Texte:
━━━━━━━━━━━━━━━━━━━━━━━━━━━━━━
"En montant, en montant vers les hauteurs, enfonce-toi dans l'abîme". Anselm Kiefer
"En montant, en montant vers les hauteurs, enfonce-toi dans l'abîme".
Alors que l'exposition d'Anselm Kiefer au Centre Pompidou de Paris déploie dans un vaste espace la première rétrospective française de l'artiste allemand, son installation cyclopéenne jaillit depuis les sous-sols du Centre Pompidou : "En montant, en montant vers les hauteurs, enfonce-toi dans l'abîme". Cette œuvre monumentale, réalisées entre 1993 et 2007 à Barjac dans le Gard son lieu de vie et de travail, signe comme un point d'orgue l'itinéraire de l'artiste. Six containers empilés sur trois niveaux et évidés en leur centre ménagent un puits par lequel des bandes de plomb se déversent du sommet. Droites ou en hélices, elles terminent leur chute dans un ample bac d’eau.
A la première approche, lorsque, descendant dans l'antre du Centre Pompidou, il se retrouve au pied de cette maison-tour en tôles ondulées, le visiteur peut s'interroger sur le sens de lecture de cette installation fermée. Faut-il l'envisager par le bas comme un geste lancé vers le ciel puisqu'une ouverture en permet l'accès ou par le haut, après avoir gravi par l'escalier métallique tous les niveaux de la tour, en découvrant alors une perspective vertigineuse ? Très rapidement ce visiteur perçoit que l'ensemble de cette singulière scénographie nous convie à l'appréhension d'un maelström. Anselm Kiefer, né en 1945, appartient à une génération qui a connu le cinéma à une époque où celui-ci existait par le miracle de la pellicule. Pour ceux-là le montage des film, avant l'avènement de la vidéo puis du numérique, résultait d'une fastidieuse et longue opération où les coupes physiques de ce support générait un puzzle d'images à réorganiser avec patience. Tous les monteurs de films ont utilisé, jour après jour, le "chutier" dans lequel les fragments découpés, suspendus à une potence, s'amoncelaient dans un chaos apparemment indéchiffrable.
Mémoire de plomb
"En montant, en montant vers les hauteurs, enfonce-toi dans l'abîme" (détail)
Anselm Kiefer compose ici à sa façon un chutier géant dévoyé de sa véritable nature.
━━━━━━━━━━━━━━━━━━━━━━━━━━━━━━
Données fournies:
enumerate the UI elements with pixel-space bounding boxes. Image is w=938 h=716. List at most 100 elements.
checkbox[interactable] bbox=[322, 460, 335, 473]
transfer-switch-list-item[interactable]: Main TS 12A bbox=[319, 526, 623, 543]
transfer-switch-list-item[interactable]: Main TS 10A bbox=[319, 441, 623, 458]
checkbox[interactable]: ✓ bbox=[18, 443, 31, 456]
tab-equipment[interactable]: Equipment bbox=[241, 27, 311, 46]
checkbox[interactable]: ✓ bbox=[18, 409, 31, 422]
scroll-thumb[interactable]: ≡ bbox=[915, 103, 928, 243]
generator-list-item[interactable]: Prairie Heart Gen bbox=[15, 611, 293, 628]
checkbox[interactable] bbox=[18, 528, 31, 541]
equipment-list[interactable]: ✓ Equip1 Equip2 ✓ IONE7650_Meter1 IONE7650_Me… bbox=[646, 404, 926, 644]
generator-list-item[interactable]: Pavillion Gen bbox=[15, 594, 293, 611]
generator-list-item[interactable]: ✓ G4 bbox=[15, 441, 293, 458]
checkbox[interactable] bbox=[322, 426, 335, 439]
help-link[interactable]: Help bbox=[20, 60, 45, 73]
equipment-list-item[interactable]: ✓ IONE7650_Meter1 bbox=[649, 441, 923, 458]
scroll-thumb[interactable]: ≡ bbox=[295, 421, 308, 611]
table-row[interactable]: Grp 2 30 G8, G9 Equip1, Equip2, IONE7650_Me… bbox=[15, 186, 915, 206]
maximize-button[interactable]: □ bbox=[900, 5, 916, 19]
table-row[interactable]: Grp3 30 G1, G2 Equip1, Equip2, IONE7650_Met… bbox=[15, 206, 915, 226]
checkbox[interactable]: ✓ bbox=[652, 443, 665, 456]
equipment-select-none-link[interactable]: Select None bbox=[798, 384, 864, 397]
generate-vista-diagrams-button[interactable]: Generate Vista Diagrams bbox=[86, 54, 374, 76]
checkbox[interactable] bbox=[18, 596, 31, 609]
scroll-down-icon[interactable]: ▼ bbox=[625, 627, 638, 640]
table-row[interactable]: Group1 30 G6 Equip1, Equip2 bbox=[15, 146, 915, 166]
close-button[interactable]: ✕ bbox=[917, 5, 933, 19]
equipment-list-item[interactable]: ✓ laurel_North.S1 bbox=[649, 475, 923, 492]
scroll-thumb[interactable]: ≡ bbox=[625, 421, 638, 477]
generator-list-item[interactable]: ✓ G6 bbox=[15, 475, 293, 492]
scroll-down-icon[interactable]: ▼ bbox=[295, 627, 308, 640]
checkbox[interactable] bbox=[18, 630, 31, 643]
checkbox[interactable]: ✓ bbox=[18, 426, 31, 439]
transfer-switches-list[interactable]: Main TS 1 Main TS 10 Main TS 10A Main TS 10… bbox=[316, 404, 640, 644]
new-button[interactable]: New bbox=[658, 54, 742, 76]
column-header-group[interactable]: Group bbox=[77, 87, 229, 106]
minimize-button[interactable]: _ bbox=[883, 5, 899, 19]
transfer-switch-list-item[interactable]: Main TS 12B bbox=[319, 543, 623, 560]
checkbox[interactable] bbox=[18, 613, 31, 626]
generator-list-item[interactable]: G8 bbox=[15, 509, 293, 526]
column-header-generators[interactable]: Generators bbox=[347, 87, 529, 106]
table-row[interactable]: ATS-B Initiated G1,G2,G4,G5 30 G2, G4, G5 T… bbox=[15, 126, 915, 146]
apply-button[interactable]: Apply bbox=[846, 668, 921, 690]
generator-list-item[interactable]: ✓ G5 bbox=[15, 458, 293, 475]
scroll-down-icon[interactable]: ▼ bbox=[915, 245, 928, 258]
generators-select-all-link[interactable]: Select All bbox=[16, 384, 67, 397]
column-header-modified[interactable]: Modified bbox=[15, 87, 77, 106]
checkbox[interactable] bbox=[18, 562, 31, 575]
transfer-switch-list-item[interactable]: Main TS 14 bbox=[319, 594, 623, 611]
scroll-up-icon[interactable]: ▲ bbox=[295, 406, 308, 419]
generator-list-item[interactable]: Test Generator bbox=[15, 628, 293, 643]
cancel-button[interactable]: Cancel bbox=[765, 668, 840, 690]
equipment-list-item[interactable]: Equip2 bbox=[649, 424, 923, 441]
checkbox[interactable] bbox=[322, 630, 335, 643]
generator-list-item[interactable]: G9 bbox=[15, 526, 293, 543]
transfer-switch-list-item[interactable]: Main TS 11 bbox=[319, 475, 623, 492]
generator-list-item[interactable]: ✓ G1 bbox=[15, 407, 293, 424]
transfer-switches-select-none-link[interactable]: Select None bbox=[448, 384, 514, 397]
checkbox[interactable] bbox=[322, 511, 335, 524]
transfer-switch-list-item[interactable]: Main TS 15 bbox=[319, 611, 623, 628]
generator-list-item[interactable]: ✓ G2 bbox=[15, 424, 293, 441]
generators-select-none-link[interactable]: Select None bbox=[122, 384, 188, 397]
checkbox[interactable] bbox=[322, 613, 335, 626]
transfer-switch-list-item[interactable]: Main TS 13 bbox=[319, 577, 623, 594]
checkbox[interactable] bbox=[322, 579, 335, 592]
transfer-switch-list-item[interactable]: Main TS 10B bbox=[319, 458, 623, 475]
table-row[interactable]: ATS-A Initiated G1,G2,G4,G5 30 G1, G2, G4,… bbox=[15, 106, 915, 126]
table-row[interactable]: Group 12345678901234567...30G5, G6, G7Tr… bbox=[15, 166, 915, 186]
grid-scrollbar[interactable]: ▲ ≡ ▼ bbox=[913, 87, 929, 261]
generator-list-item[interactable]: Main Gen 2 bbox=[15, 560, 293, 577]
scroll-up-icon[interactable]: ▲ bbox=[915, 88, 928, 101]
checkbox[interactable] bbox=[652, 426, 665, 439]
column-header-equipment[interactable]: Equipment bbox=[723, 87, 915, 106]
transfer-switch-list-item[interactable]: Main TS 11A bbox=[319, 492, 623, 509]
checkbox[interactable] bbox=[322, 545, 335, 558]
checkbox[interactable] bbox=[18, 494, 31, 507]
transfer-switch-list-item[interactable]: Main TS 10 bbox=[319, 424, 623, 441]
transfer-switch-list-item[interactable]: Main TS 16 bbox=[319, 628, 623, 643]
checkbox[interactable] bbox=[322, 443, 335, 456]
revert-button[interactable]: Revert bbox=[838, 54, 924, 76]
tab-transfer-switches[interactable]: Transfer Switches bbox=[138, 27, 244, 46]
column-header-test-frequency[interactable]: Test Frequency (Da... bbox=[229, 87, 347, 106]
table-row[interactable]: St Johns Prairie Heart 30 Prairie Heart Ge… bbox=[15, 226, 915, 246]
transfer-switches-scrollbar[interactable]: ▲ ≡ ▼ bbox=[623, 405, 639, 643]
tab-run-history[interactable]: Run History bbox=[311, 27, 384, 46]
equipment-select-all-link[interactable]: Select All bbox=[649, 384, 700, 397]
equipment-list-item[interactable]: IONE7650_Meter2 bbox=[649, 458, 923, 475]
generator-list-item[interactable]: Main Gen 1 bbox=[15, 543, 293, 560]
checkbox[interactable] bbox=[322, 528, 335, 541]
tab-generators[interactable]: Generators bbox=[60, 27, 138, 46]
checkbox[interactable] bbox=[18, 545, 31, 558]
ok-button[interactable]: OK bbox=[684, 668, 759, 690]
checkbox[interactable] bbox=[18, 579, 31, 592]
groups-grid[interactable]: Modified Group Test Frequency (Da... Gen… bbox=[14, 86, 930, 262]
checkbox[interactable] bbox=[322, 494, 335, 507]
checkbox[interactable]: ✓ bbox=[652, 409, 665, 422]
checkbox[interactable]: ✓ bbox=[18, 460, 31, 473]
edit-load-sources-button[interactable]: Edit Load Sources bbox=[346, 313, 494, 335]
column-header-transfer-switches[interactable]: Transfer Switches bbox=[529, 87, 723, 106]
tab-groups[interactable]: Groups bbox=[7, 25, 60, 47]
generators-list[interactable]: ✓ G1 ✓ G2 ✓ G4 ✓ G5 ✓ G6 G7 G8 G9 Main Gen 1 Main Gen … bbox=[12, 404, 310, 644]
━━━━━━━━━━━━━━━━━━━━━━━━━━━━━━
Consigne 1: Recopiez le passage du texte sur l'installation d'Anselm Kiefer qui commence aux mots « Mémoire de plomb » et s'arrête après « sa véritable nature. ».
Consigne 2: Poursuivez, s'il vous plaît, le texte sur l'installation d'Anselm Kiefer à partir de sa dernière phrase.
Les lignes n'ont aucun rapport avec le texte.

Réponse rédigée 1:
Mémoire de plomb
"En montant, en montant vers les hauteurs, enfonce-toi dans l'abîme" (détail)
Anselm Kiefer compose ici à sa façon un chutier géant dévoyé de sa véritable nature.

Réponse rédigée 2:
"J’ai collé, explique-t-il, toutes les photos que j’ai faites depuis que je fais des photos sur des rubans de plomb. Comme des films, mais c’est paradoxal parce que la raison d’être d’un film c’est d’être transparent, de laisser passer la lumière pour être projeté. Collées sur le plomb, ces images ne sont plus visionnables, visibles. C’est l’exposition de ma vie parce que ce sont des photos que j’ai prises tout au long de ma vie, des milliers de photos."
Certes l'apparence du déroulement cinématographique se conforte avec ces pellicules contre nature mais, à la différence de la fragile celluloïd, ce support de métal non seulement interdit la transparence et donc la projection mais encore ajoute-t-il à cette imagerie une gravité physique qui tire vers les abysses cette mémoire de plomb. Pour Kieffer "Ce n’est pas une projection, c’est une introspection ."
"En montant, en montant vers les hauteurs, enfonce-toi dans l'abîme". Vue extérieur
Éprouvée du sommet de l'installation, la chute vertigineuse de ce film impossible laisse une sensation oppressante, un sentiment d'impuissance devant l'incapacité de résister à cette attirance vers un gouffre inconnu, force irrépressible à laquelle la vie de l'artiste ne peut que céder. Car sur ces bandes de plomb les tirages de photographies contrecollés issus de la banque d’images de Kiefer représentent plus de cent mille unités dont nous ne pourrons découvrir qu'un petit nombre parmi toutes celles déjà englouties.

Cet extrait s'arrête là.